• **Exercise objective**
I'd like the entries that follow repeated exactly, with the pictures left out.

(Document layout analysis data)
[Start of Attachment]

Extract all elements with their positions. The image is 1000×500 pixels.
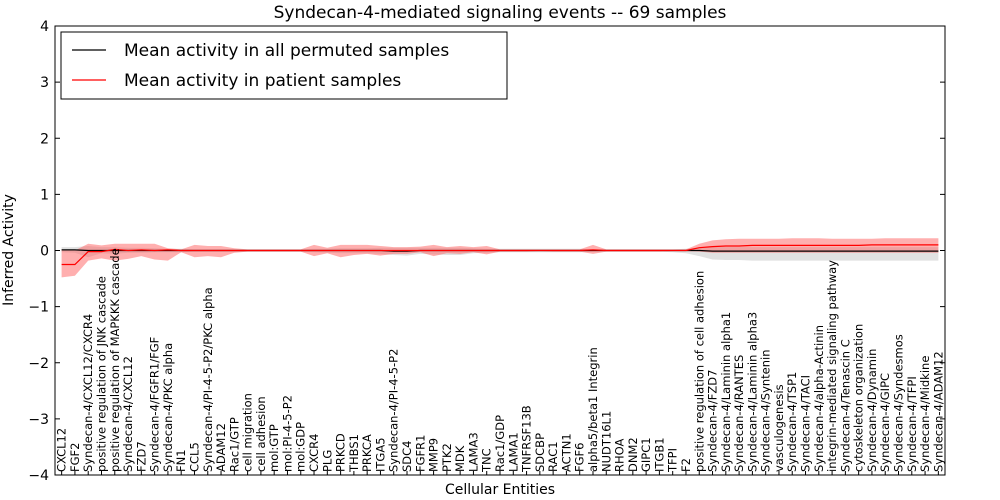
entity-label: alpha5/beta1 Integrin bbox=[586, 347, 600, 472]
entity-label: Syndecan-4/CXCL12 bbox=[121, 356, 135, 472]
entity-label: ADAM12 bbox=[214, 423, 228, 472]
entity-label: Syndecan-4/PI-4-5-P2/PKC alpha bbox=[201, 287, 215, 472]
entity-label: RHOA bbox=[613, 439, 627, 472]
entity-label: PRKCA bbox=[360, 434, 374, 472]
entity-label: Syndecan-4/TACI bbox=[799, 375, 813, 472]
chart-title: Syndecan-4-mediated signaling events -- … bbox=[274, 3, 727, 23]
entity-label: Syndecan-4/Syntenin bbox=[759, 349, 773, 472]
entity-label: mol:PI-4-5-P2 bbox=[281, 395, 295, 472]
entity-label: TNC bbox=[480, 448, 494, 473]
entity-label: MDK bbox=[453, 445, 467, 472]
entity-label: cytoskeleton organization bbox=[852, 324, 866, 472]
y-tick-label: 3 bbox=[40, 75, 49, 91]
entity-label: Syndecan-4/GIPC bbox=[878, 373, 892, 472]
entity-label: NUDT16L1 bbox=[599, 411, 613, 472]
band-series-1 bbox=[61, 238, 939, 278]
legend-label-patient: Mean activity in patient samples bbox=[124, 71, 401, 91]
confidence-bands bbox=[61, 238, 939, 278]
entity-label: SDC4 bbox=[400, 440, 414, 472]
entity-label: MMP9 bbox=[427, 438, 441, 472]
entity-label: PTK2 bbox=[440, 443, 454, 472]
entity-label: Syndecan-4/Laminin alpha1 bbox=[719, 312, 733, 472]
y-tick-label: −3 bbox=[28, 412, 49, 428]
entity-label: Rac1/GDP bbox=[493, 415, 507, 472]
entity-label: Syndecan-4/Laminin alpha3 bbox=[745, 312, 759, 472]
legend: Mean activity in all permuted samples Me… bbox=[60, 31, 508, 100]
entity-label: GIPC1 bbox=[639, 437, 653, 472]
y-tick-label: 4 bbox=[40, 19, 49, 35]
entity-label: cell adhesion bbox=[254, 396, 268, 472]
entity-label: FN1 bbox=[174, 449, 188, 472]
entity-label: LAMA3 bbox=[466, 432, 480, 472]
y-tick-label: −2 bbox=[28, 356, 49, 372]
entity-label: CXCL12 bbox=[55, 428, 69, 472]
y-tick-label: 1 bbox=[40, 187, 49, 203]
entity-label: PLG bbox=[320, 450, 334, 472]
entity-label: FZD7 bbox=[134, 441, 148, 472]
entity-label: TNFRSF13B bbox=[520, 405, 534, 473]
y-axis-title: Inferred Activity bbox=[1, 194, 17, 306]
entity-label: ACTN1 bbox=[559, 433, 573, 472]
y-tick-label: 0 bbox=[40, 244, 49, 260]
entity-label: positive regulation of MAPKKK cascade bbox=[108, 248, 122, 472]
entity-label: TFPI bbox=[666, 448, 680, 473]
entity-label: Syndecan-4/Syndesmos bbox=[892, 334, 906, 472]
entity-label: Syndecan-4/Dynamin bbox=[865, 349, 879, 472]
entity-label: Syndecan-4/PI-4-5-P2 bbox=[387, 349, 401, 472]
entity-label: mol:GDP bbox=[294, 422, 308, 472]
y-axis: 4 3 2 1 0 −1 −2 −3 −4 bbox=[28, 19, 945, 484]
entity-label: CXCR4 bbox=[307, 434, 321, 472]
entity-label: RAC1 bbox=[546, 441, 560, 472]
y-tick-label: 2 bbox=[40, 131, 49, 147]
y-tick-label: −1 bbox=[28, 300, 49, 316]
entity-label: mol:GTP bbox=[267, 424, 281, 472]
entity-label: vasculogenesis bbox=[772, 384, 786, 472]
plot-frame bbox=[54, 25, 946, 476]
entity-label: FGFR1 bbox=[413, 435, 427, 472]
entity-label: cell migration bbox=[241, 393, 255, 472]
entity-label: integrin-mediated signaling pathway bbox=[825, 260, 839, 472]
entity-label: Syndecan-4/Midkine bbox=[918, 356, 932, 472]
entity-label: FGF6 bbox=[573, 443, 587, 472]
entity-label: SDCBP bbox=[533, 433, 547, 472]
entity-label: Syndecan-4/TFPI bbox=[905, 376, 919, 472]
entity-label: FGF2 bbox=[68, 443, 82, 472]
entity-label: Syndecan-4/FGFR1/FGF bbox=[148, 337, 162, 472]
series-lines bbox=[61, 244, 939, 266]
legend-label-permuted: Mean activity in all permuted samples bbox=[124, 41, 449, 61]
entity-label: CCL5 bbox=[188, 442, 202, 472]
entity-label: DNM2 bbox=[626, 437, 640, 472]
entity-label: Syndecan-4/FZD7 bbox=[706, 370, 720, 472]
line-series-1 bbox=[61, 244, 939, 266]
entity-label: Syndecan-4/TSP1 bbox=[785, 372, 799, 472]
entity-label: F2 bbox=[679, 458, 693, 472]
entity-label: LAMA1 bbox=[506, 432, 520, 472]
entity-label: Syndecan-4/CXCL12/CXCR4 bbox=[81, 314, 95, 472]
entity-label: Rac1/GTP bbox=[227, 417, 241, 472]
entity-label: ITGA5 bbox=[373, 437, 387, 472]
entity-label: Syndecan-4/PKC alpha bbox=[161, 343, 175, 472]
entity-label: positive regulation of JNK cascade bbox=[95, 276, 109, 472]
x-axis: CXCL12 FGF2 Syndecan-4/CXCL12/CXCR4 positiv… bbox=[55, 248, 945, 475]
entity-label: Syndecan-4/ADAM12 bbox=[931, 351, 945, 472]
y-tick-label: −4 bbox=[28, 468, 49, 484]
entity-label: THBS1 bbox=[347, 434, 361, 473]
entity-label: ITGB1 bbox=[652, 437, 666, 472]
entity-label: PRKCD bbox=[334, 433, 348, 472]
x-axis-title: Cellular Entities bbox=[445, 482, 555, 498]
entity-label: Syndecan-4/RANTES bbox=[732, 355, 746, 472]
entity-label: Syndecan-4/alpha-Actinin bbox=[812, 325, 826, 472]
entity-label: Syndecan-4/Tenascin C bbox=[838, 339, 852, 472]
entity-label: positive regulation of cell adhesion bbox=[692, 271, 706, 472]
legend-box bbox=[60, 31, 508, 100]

[End of Attachment]

• **Answer to this exercise**
Extract all elements with their positions. The image is 1000×500 pixels.
entity-label: alpha5/beta1 Integrin bbox=[586, 347, 600, 472]
entity-label: Syndecan-4/CXCL12 bbox=[121, 356, 135, 472]
entity-label: ADAM12 bbox=[214, 423, 228, 472]
entity-label: Syndecan-4/PI-4-5-P2/PKC alpha bbox=[201, 287, 215, 472]
entity-label: RHOA bbox=[613, 439, 627, 472]
entity-label: PRKCA bbox=[360, 434, 374, 472]
entity-label: Syndecan-4/TACI bbox=[799, 375, 813, 472]
chart-title: Syndecan-4-mediated signaling events -- … bbox=[274, 3, 727, 23]
entity-label: Syndecan-4/Syntenin bbox=[759, 349, 773, 472]
entity-label: mol:PI-4-5-P2 bbox=[281, 395, 295, 472]
entity-label: TNC bbox=[480, 448, 494, 473]
entity-label: MDK bbox=[453, 445, 467, 472]
entity-label: cytoskeleton organization bbox=[852, 324, 866, 472]
y-tick-label: 3 bbox=[40, 75, 49, 91]
entity-label: Syndecan-4/GIPC bbox=[878, 373, 892, 472]
entity-label: NUDT16L1 bbox=[599, 411, 613, 472]
band-series-1 bbox=[61, 238, 939, 278]
legend-label-patient: Mean activity in patient samples bbox=[124, 71, 401, 91]
confidence-bands bbox=[61, 238, 939, 278]
entity-label: SDC4 bbox=[400, 440, 414, 472]
entity-label: MMP9 bbox=[427, 438, 441, 472]
entity-label: PTK2 bbox=[440, 443, 454, 472]
entity-label: Syndecan-4/Laminin alpha1 bbox=[719, 312, 733, 472]
y-tick-label: −3 bbox=[28, 412, 49, 428]
entity-label: Rac1/GDP bbox=[493, 415, 507, 472]
entity-label: Syndecan-4/Laminin alpha3 bbox=[745, 312, 759, 472]
legend: Mean activity in all permuted samples Me… bbox=[60, 31, 508, 100]
entity-label: GIPC1 bbox=[639, 437, 653, 472]
y-tick-label: 4 bbox=[40, 19, 49, 35]
entity-label: cell adhesion bbox=[254, 396, 268, 472]
entity-label: FN1 bbox=[174, 449, 188, 472]
entity-label: LAMA3 bbox=[466, 432, 480, 472]
y-tick-label: −2 bbox=[28, 356, 49, 372]
entity-label: CXCL12 bbox=[55, 428, 69, 472]
y-tick-label: 1 bbox=[40, 187, 49, 203]
entity-label: PLG bbox=[320, 450, 334, 472]
entity-label: FZD7 bbox=[134, 441, 148, 472]
entity-label: TNFRSF13B bbox=[520, 405, 534, 473]
y-axis-title: Inferred Activity bbox=[1, 194, 17, 306]
entity-label: ACTN1 bbox=[559, 433, 573, 472]
y-tick-label: 0 bbox=[40, 244, 49, 260]
entity-label: positive regulation of MAPKKK cascade bbox=[108, 248, 122, 472]
entity-label: TFPI bbox=[666, 448, 680, 473]
entity-label: Syndecan-4/Syndesmos bbox=[892, 334, 906, 472]
entity-label: Syndecan-4/Dynamin bbox=[865, 349, 879, 472]
entity-label: Syndecan-4/PI-4-5-P2 bbox=[387, 349, 401, 472]
entity-label: mol:GDP bbox=[294, 422, 308, 472]
y-axis: 4 3 2 1 0 −1 −2 −3 −4 bbox=[28, 19, 945, 484]
entity-label: CXCR4 bbox=[307, 434, 321, 472]
entity-label: RAC1 bbox=[546, 441, 560, 472]
y-tick-label: 2 bbox=[40, 131, 49, 147]
y-tick-label: −1 bbox=[28, 300, 49, 316]
entity-label: mol:GTP bbox=[267, 424, 281, 472]
entity-label: vasculogenesis bbox=[772, 384, 786, 472]
plot-frame bbox=[54, 25, 946, 476]
entity-label: FGFR1 bbox=[413, 435, 427, 472]
entity-label: cell migration bbox=[241, 393, 255, 472]
entity-label: integrin-mediated signaling pathway bbox=[825, 260, 839, 472]
entity-label: Syndecan-4/Midkine bbox=[918, 356, 932, 472]
entity-label: FGF6 bbox=[573, 443, 587, 472]
entity-label: SDCBP bbox=[533, 433, 547, 472]
entity-label: Syndecan-4/TFPI bbox=[905, 376, 919, 472]
entity-label: FGF2 bbox=[68, 443, 82, 472]
entity-label: Syndecan-4/FGFR1/FGF bbox=[148, 337, 162, 472]
series-lines bbox=[61, 244, 939, 266]
legend-label-permuted: Mean activity in all permuted samples bbox=[124, 41, 449, 61]
entity-label: CCL5 bbox=[188, 442, 202, 472]
entity-label: DNM2 bbox=[626, 437, 640, 472]
entity-label: Syndecan-4/FZD7 bbox=[706, 370, 720, 472]
line-series-1 bbox=[61, 244, 939, 266]
entity-label: Syndecan-4/TSP1 bbox=[785, 372, 799, 472]
entity-label: F2 bbox=[679, 458, 693, 472]
entity-label: LAMA1 bbox=[506, 432, 520, 472]
entity-label: Syndecan-4/CXCL12/CXCR4 bbox=[81, 314, 95, 472]
entity-label: Rac1/GTP bbox=[227, 417, 241, 472]
entity-label: ITGA5 bbox=[373, 437, 387, 472]
entity-label: Syndecan-4/PKC alpha bbox=[161, 343, 175, 472]
entity-label: positive regulation of JNK cascade bbox=[95, 276, 109, 472]
x-axis: CXCL12 FGF2 Syndecan-4/CXCL12/CXCR4 positiv… bbox=[55, 248, 945, 475]
entity-label: Syndecan-4/ADAM12 bbox=[931, 351, 945, 472]
y-tick-label: −4 bbox=[28, 468, 49, 484]
entity-label: THBS1 bbox=[347, 434, 361, 473]
entity-label: ITGB1 bbox=[652, 437, 666, 472]
entity-label: PRKCD bbox=[334, 433, 348, 472]
x-axis-title: Cellular Entities bbox=[445, 482, 555, 498]
entity-label: Syndecan-4/RANTES bbox=[732, 355, 746, 472]
entity-label: Syndecan-4/alpha-Actinin bbox=[812, 325, 826, 472]
entity-label: Syndecan-4/Tenascin C bbox=[838, 339, 852, 472]
entity-label: positive regulation of cell adhesion bbox=[692, 271, 706, 472]
legend-box bbox=[60, 31, 508, 100]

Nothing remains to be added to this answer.